### Record excerpts:
---
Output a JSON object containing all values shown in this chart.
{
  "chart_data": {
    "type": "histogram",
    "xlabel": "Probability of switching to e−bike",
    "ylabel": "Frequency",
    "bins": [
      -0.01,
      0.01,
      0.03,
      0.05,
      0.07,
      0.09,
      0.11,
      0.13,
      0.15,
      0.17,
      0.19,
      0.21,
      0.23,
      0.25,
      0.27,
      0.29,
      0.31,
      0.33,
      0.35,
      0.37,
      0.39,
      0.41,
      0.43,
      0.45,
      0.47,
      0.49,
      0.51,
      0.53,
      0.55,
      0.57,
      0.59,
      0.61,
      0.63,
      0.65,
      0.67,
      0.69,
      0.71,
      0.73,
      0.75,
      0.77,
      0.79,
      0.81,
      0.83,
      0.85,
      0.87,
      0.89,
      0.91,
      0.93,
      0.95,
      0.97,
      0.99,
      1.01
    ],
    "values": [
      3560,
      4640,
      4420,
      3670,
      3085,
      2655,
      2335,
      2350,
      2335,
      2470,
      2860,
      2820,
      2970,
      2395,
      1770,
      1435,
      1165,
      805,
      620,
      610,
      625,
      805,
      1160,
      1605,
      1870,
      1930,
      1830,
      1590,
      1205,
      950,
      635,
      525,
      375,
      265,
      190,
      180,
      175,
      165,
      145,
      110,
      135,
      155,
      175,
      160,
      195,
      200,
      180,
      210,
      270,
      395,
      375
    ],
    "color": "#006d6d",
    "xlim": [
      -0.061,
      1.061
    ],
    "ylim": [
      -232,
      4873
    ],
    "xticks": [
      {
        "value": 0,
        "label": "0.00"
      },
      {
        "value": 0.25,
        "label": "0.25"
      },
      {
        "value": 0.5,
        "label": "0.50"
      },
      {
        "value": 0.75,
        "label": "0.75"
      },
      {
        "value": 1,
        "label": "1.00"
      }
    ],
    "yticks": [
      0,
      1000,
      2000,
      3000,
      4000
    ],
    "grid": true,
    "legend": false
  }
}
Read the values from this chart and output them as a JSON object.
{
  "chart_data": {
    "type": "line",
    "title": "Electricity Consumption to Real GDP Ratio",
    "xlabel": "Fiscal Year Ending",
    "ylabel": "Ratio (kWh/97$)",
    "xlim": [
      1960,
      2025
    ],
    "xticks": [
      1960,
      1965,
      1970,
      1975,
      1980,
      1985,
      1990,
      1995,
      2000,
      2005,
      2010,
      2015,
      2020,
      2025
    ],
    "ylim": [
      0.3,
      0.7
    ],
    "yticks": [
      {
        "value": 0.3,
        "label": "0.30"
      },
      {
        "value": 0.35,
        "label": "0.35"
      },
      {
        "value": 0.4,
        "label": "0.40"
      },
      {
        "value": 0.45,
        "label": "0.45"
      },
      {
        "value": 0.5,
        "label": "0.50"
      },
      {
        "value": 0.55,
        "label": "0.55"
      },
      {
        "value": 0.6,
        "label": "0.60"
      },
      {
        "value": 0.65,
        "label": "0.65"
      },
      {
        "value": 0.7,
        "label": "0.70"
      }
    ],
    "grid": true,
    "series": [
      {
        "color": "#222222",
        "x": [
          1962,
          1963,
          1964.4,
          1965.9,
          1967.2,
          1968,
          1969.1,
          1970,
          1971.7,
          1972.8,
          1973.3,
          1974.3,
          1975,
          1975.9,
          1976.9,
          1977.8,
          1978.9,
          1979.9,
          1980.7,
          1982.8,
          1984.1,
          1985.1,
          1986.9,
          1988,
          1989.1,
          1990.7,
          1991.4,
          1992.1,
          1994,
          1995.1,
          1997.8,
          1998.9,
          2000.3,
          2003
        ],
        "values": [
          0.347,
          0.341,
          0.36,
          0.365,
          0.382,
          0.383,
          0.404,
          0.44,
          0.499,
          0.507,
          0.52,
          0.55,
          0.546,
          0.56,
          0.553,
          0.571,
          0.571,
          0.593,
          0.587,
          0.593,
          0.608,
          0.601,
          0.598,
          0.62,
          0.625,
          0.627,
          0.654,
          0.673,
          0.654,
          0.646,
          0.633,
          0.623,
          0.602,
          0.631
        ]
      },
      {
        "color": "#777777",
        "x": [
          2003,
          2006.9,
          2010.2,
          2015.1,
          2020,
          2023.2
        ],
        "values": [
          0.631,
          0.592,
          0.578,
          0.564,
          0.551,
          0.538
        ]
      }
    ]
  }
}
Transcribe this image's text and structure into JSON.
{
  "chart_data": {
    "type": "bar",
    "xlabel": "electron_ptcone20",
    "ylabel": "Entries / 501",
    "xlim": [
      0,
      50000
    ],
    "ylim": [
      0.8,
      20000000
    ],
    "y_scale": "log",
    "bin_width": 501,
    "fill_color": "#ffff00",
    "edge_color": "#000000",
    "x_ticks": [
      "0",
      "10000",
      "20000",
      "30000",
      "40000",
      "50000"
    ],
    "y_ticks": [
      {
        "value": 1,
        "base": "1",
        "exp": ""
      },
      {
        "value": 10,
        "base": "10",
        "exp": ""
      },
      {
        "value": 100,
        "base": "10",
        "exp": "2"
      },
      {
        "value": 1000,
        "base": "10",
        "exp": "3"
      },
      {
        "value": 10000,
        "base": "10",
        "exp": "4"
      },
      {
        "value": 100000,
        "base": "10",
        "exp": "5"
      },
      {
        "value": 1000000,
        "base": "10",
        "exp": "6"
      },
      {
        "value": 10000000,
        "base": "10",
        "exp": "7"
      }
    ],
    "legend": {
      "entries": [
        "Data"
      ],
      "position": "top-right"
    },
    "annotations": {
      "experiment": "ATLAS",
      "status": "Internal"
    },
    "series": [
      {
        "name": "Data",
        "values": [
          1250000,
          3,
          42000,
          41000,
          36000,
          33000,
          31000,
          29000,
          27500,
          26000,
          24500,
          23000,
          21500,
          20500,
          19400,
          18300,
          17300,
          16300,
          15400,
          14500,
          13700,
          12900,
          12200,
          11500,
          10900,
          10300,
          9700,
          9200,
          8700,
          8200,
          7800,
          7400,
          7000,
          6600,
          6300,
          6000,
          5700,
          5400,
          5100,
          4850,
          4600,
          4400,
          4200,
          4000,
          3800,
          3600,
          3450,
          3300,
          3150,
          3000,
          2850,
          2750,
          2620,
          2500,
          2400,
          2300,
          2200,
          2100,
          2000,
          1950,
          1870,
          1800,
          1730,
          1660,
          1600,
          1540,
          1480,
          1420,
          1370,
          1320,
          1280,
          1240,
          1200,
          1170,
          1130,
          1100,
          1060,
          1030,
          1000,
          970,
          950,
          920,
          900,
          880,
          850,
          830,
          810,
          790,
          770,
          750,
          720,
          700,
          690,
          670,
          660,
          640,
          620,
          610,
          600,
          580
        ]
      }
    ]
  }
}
---
Repeat every entry exactly, please.

### Output for this task:
Output a JSON object containing all values shown in this chart.
{
  "chart_data": {
    "type": "histogram",
    "xlabel": "Probability of switching to e−bike",
    "ylabel": "Frequency",
    "bins": [
      -0.01,
      0.01,
      0.03,
      0.05,
      0.07,
      0.09,
      0.11,
      0.13,
      0.15,
      0.17,
      0.19,
      0.21,
      0.23,
      0.25,
      0.27,
      0.29,
      0.31,
      0.33,
      0.35,
      0.37,
      0.39,
      0.41,
      0.43,
      0.45,
      0.47,
      0.49,
      0.51,
      0.53,
      0.55,
      0.57,
      0.59,
      0.61,
      0.63,
      0.65,
      0.67,
      0.69,
      0.71,
      0.73,
      0.75,
      0.77,
      0.79,
      0.81,
      0.83,
      0.85,
      0.87,
      0.89,
      0.91,
      0.93,
      0.95,
      0.97,
      0.99,
      1.01
    ],
    "values": [
      3560,
      4640,
      4420,
      3670,
      3085,
      2655,
      2335,
      2350,
      2335,
      2470,
      2860,
      2820,
      2970,
      2395,
      1770,
      1435,
      1165,
      805,
      620,
      610,
      625,
      805,
      1160,
      1605,
      1870,
      1930,
      1830,
      1590,
      1205,
      950,
      635,
      525,
      375,
      265,
      190,
      180,
      175,
      165,
      145,
      110,
      135,
      155,
      175,
      160,
      195,
      200,
      180,
      210,
      270,
      395,
      375
    ],
    "color": "#006d6d",
    "xlim": [
      -0.061,
      1.061
    ],
    "ylim": [
      -232,
      4873
    ],
    "xticks": [
      {
        "value": 0,
        "label": "0.00"
      },
      {
        "value": 0.25,
        "label": "0.25"
      },
      {
        "value": 0.5,
        "label": "0.50"
      },
      {
        "value": 0.75,
        "label": "0.75"
      },
      {
        "value": 1,
        "label": "1.00"
      }
    ],
    "yticks": [
      0,
      1000,
      2000,
      3000,
      4000
    ],
    "grid": true,
    "legend": false
  }
}
Read the values from this chart and output them as a JSON object.
{
  "chart_data": {
    "type": "line",
    "title": "Electricity Consumption to Real GDP Ratio",
    "xlabel": "Fiscal Year Ending",
    "ylabel": "Ratio (kWh/97$)",
    "xlim": [
      1960,
      2025
    ],
    "xticks": [
      1960,
      1965,
      1970,
      1975,
      1980,
      1985,
      1990,
      1995,
      2000,
      2005,
      2010,
      2015,
      2020,
      2025
    ],
    "ylim": [
      0.3,
      0.7
    ],
    "yticks": [
      {
        "value": 0.3,
        "label": "0.30"
      },
      {
        "value": 0.35,
        "label": "0.35"
      },
      {
        "value": 0.4,
        "label": "0.40"
      },
      {
        "value": 0.45,
        "label": "0.45"
      },
      {
        "value": 0.5,
        "label": "0.50"
      },
      {
        "value": 0.55,
        "label": "0.55"
      },
      {
        "value": 0.6,
        "label": "0.60"
      },
      {
        "value": 0.65,
        "label": "0.65"
      },
      {
        "value": 0.7,
        "label": "0.70"
      }
    ],
    "grid": true,
    "series": [
      {
        "color": "#222222",
        "x": [
          1962,
          1963,
          1964.4,
          1965.9,
          1967.2,
          1968,
          1969.1,
          1970,
          1971.7,
          1972.8,
          1973.3,
          1974.3,
          1975,
          1975.9,
          1976.9,
          1977.8,
          1978.9,
          1979.9,
          1980.7,
          1982.8,
          1984.1,
          1985.1,
          1986.9,
          1988,
          1989.1,
          1990.7,
          1991.4,
          1992.1,
          1994,
          1995.1,
          1997.8,
          1998.9,
          2000.3,
          2003
        ],
        "values": [
          0.347,
          0.341,
          0.36,
          0.365,
          0.382,
          0.383,
          0.404,
          0.44,
          0.499,
          0.507,
          0.52,
          0.55,
          0.546,
          0.56,
          0.553,
          0.571,
          0.571,
          0.593,
          0.587,
          0.593,
          0.608,
          0.601,
          0.598,
          0.62,
          0.625,
          0.627,
          0.654,
          0.673,
          0.654,
          0.646,
          0.633,
          0.623,
          0.602,
          0.631
        ]
      },
      {
        "color": "#777777",
        "x": [
          2003,
          2006.9,
          2010.2,
          2015.1,
          2020,
          2023.2
        ],
        "values": [
          0.631,
          0.592,
          0.578,
          0.564,
          0.551,
          0.538
        ]
      }
    ]
  }
}
Transcribe this image's text and structure into JSON.
{
  "chart_data": {
    "type": "bar",
    "xlabel": "electron_ptcone20",
    "ylabel": "Entries / 501",
    "xlim": [
      0,
      50000
    ],
    "ylim": [
      0.8,
      20000000
    ],
    "y_scale": "log",
    "bin_width": 501,
    "fill_color": "#ffff00",
    "edge_color": "#000000",
    "x_ticks": [
      "0",
      "10000",
      "20000",
      "30000",
      "40000",
      "50000"
    ],
    "y_ticks": [
      {
        "value": 1,
        "base": "1",
        "exp": ""
      },
      {
        "value": 10,
        "base": "10",
        "exp": ""
      },
      {
        "value": 100,
        "base": "10",
        "exp": "2"
      },
      {
        "value": 1000,
        "base": "10",
        "exp": "3"
      },
      {
        "value": 10000,
        "base": "10",
        "exp": "4"
      },
      {
        "value": 100000,
        "base": "10",
        "exp": "5"
      },
      {
        "value": 1000000,
        "base": "10",
        "exp": "6"
      },
      {
        "value": 10000000,
        "base": "10",
        "exp": "7"
      }
    ],
    "legend": {
      "entries": [
        "Data"
      ],
      "position": "top-right"
    },
    "annotations": {
      "experiment": "ATLAS",
      "status": "Internal"
    },
    "series": [
      {
        "name": "Data",
        "values": [
          1250000,
          3,
          42000,
          41000,
          36000,
          33000,
          31000,
          29000,
          27500,
          26000,
          24500,
          23000,
          21500,
          20500,
          19400,
          18300,
          17300,
          16300,
          15400,
          14500,
          13700,
          12900,
          12200,
          11500,
          10900,
          10300,
          9700,
          9200,
          8700,
          8200,
          7800,
          7400,
          7000,
          6600,
          6300,
          6000,
          5700,
          5400,
          5100,
          4850,
          4600,
          4400,
          4200,
          4000,
          3800,
          3600,
          3450,
          3300,
          3150,
          3000,
          2850,
          2750,
          2620,
          2500,
          2400,
          2300,
          2200,
          2100,
          2000,
          1950,
          1870,
          1800,
          1730,
          1660,
          1600,
          1540,
          1480,
          1420,
          1370,
          1320,
          1280,
          1240,
          1200,
          1170,
          1130,
          1100,
          1060,
          1030,
          1000,
          970,
          950,
          920,
          900,
          880,
          850,
          830,
          810,
          790,
          770,
          750,
          720,
          700,
          690,
          670,
          660,
          640,
          620,
          610,
          600,
          580
        ]
      }
    ]
  }
}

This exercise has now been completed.